Task objective: Find all lines in the listing that include the word "Diameter", then copy them.
— Start Material provided —
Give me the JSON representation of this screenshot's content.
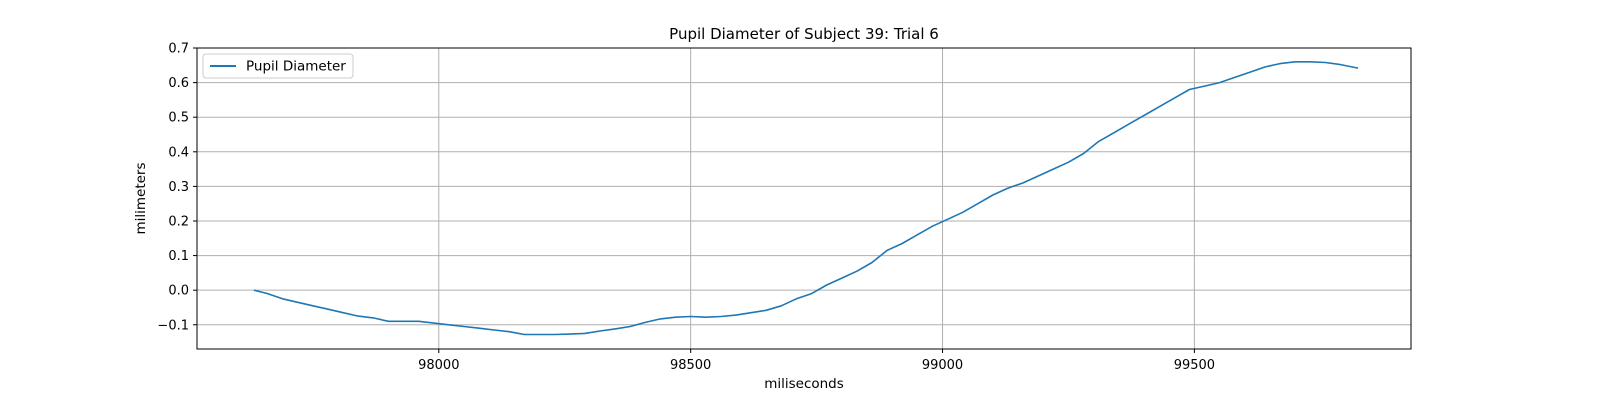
{
  "chart_data": {
    "type": "line",
    "title": "Pupil Diameter of Subject 39: Trial 6",
    "xlabel": "miliseconds",
    "ylabel": "milimeters",
    "xlim": [
      97520,
      99930
    ],
    "ylim": [
      -0.17,
      0.7
    ],
    "xticks": [
      98000,
      98500,
      99000,
      99500
    ],
    "yticks": [
      -0.1,
      0.0,
      0.1,
      0.2,
      0.3,
      0.4,
      0.5,
      0.6,
      0.7
    ],
    "ytick_labels": [
      "−0.1",
      "0.0",
      "0.1",
      "0.2",
      "0.3",
      "0.4",
      "0.5",
      "0.6",
      "0.7"
    ],
    "grid": true,
    "legend_position": "top-left",
    "colors": {
      "series": "#1f77b4",
      "grid": "#b0b0b0",
      "frame": "#000000"
    },
    "series": [
      {
        "name": "Pupil Diameter",
        "x": [
          97633,
          97660,
          97690,
          97720,
          97750,
          97780,
          97810,
          97840,
          97870,
          97900,
          97930,
          97960,
          97990,
          98020,
          98050,
          98080,
          98110,
          98140,
          98170,
          98200,
          98230,
          98260,
          98290,
          98320,
          98350,
          98380,
          98410,
          98440,
          98470,
          98500,
          98530,
          98560,
          98590,
          98620,
          98650,
          98680,
          98710,
          98740,
          98770,
          98800,
          98830,
          98860,
          98890,
          98920,
          98950,
          98980,
          99010,
          99040,
          99070,
          99100,
          99130,
          99160,
          99190,
          99220,
          99250,
          99280,
          99310,
          99340,
          99370,
          99400,
          99430,
          99460,
          99490,
          99520,
          99550,
          99580,
          99610,
          99640,
          99670,
          99700,
          99730,
          99760,
          99790,
          99825
        ],
        "y": [
          0.0,
          -0.01,
          -0.025,
          -0.035,
          -0.045,
          -0.055,
          -0.065,
          -0.075,
          -0.08,
          -0.09,
          -0.09,
          -0.09,
          -0.095,
          -0.1,
          -0.105,
          -0.11,
          -0.115,
          -0.12,
          -0.128,
          -0.128,
          -0.128,
          -0.127,
          -0.125,
          -0.118,
          -0.112,
          -0.105,
          -0.093,
          -0.083,
          -0.078,
          -0.076,
          -0.078,
          -0.076,
          -0.072,
          -0.065,
          -0.058,
          -0.045,
          -0.025,
          -0.01,
          0.015,
          0.035,
          0.055,
          0.08,
          0.115,
          0.135,
          0.16,
          0.185,
          0.205,
          0.225,
          0.25,
          0.275,
          0.295,
          0.31,
          0.33,
          0.35,
          0.37,
          0.395,
          0.43,
          0.455,
          0.48,
          0.505,
          0.53,
          0.555,
          0.58,
          0.59,
          0.6,
          0.615,
          0.63,
          0.645,
          0.655,
          0.66,
          0.66,
          0.658,
          0.652,
          0.642
        ]
      }
    ]
  }
}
— End Material provided —
Finished task:
    "title": "Pupil Diameter of Subject 39: Trial 6",
        "name": "Pupil Diameter",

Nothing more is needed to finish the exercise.